SHORT PROBLEM> Reproduce the data exactly.

DATA>
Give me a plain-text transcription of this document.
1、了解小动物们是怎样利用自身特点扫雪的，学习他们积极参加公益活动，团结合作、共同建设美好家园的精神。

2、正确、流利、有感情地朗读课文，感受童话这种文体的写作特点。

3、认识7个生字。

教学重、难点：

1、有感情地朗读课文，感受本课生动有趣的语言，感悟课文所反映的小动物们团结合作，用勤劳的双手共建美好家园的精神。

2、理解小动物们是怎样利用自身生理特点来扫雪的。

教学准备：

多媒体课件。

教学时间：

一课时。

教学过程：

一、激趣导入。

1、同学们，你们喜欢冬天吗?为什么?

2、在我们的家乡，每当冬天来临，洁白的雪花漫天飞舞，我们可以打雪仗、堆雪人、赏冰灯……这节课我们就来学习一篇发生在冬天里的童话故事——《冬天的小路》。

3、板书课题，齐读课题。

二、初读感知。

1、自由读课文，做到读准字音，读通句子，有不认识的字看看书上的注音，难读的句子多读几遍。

ANSWER TO THE PROBLEM>
Give me a plain-text transcription of this document.
1、了解小动物们是怎样利用自身特点扫雪的，学习他们积极参加公益活动，团结合作、共同建设美好家园的精神。

2、正确、流利、有感情地朗读课文，感受童话这种文体的写作特点。

3、认识7个生字。

教学重、难点：

1、有感情地朗读课文，感受本课生动有趣的语言，感悟课文所反映的小动物们团结合作，用勤劳的双手共建美好家园的精神。

2、理解小动物们是怎样利用自身生理特点来扫雪的。

教学准备：

多媒体课件。

教学时间：

一课时。

教学过程：

一、激趣导入。

1、同学们，你们喜欢冬天吗?为什么?

2、在我们的家乡，每当冬天来临，洁白的雪花漫天飞舞，我们可以打雪仗、堆雪人、赏冰灯……这节课我们就来学习一篇发生在冬天里的童话故事——《冬天的小路》。

3、板书课题，齐读课题。

二、初读感知。

1、自由读课文，做到读准字音，读通句子，有不认识的字看看书上的注音，难读的句子多读几遍。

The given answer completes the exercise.